Job:
Using the records below, give the number of lines where the word "como" appears, with no further output.

-- Start Data in this exercise --

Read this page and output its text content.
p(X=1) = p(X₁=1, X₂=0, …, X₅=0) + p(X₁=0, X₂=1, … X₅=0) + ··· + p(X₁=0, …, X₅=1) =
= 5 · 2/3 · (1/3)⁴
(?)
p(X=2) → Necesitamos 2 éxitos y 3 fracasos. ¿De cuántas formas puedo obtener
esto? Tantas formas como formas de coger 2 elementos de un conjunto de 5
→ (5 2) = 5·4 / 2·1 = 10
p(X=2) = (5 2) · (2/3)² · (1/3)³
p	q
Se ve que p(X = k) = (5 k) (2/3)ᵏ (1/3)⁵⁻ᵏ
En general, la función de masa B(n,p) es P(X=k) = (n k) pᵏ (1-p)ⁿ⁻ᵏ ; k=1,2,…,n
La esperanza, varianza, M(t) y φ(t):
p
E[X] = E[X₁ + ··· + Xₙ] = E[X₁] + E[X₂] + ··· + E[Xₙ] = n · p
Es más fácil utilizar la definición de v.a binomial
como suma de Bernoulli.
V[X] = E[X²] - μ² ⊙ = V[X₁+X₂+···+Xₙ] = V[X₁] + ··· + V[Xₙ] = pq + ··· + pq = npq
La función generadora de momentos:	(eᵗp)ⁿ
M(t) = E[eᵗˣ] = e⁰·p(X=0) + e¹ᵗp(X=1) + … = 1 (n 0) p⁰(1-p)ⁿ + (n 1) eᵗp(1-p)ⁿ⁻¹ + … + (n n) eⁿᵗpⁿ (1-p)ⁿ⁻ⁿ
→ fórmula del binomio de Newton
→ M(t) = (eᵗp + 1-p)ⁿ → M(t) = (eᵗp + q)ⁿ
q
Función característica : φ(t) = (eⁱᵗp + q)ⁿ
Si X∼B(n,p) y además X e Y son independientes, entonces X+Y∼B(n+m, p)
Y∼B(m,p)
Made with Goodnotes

-- End Data in this exercise --

Full answer:
2